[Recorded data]
-.-.-

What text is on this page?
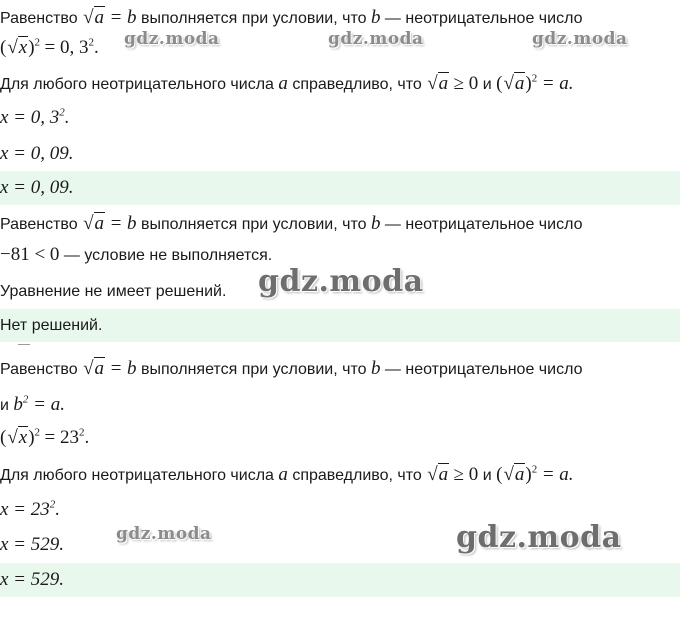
Равенство √a = b выполняется при условии, что b — неотрицательное число
$(√x)^2 = 0$, $3^2$.
Для любого неотрицательного числа a справедливо, что √a ≥ 0 и $(√a)^2 = a$.
x = 0, $3^2$.
x = 0, 09.
x = 0, 09.
Равенство √a = b выполняется при условии, что b — неотрицательное число
−81 < 0 — условие не выполняется.
Уравнение не имеет решений.
Нет решений.
Равенство √a = b выполняется при условии, что b — неотрицательное число
и $b^2 = a$.
$(√x)^2 = 23^2$.
Для любого неотрицательного числа a справедливо, что √a ≥ 0 и $(√a)^2 = a$.
$x = 23^2$.
x = 529.
x = 529.
gdz.moda	gdz.moda	gdz.moda
gdz.moda
gdz.moda	gdz.moda
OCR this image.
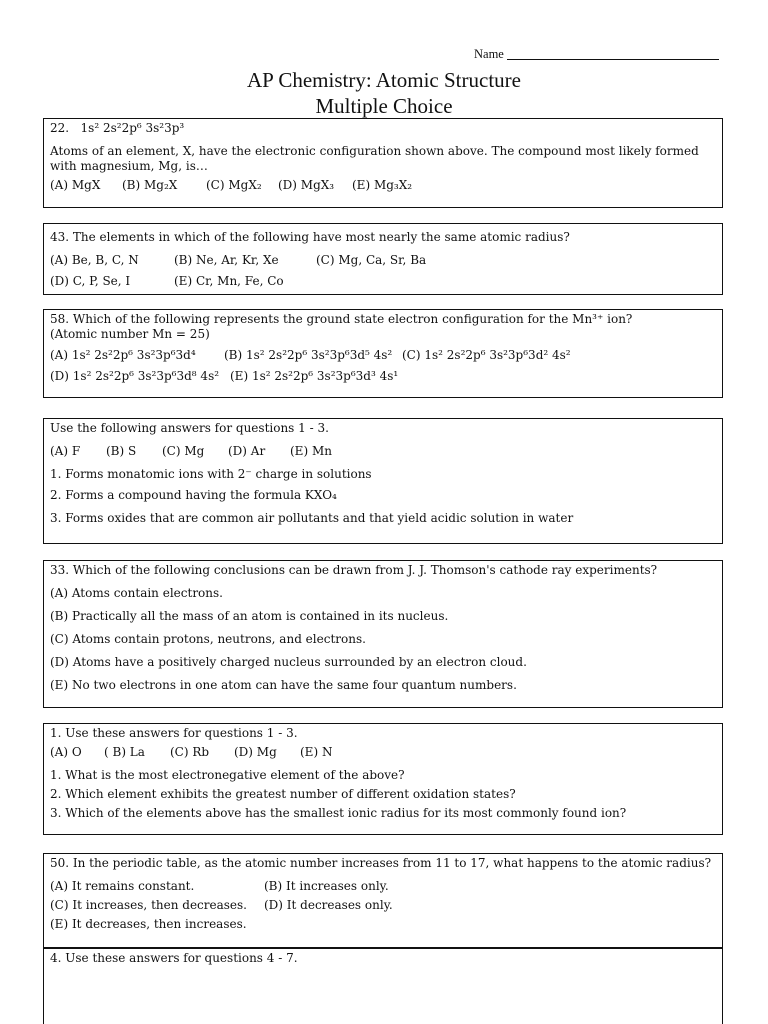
Name
AP Chemistry: Atomic Structure
Multiple Choice

22. 1s² 2s²2p⁶ 3s²3p³

Atoms of an element, X, have the electronic configuration shown above. The compound most likely formed with magnesium, Mg, is…

(A) MgX (B) Mg₂X (C) MgX₂ (D) MgX₃ (E) Mg₃X₂

43. The elements in which of the following have most nearly the same atomic radius?

(A) Be, B, C, N	(B) Ne, Ar, Kr, Xe	(C) Mg, Ca, Sr, Ba

(D) C, P, Se, I	(E) Cr, Mn, Fe, Co

58. Which of the following represents the ground state electron configuration for the Mn³⁺ ion?

(Atomic number Mn = 25)

(A) 1s² 2s²2p⁶ 3s²3p⁶3d⁴ (B) 1s² 2s²2p⁶ 3s²3p⁶3d⁵ 4s² (C) 1s² 2s²2p⁶ 3s²3p⁶3d² 4s²

(D) 1s² 2s²2p⁶ 3s²3p⁶3d⁸ 4s² (E) 1s² 2s²2p⁶ 3s²3p⁶3d³ 4s¹

Use the following answers for questions 1 - 3.

(A) F (B) S (C) Mg (D) Ar (E) Mn

1. Forms monatomic ions with 2⁻ charge in solutions

2. Forms a compound having the formula KXO₄

3. Forms oxides that are common air pollutants and that yield acidic solution in water

33. Which of the following conclusions can be drawn from J. J. Thomson's cathode ray experiments?

(A) Atoms contain electrons.

(B) Practically all the mass of an atom is contained in its nucleus.

(C) Atoms contain protons, neutrons, and electrons.

(D) Atoms have a positively charged nucleus surrounded by an electron cloud.

(E) No two electrons in one atom can have the same four quantum numbers.

1. Use these answers for questions 1 - 3.

(A) O ( B) La (C) Rb (D) Mg (E) N

1. What is the most electronegative element of the above?

2. Which element exhibits the greatest number of different oxidation states?

3. Which of the elements above has the smallest ionic radius for its most commonly found ion?

50. In the periodic table, as the atomic number increases from 11 to 17, what happens to the atomic radius?

(A) It remains constant.	(B) It increases only.

(C) It increases, then decreases. (D) It decreases only.

(E) It decreases, then increases.

4. Use these answers for questions 4 - 7.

-.-.-

Work required - Count the lines that hold the string "from" and state that number alone.

Result for this task - 2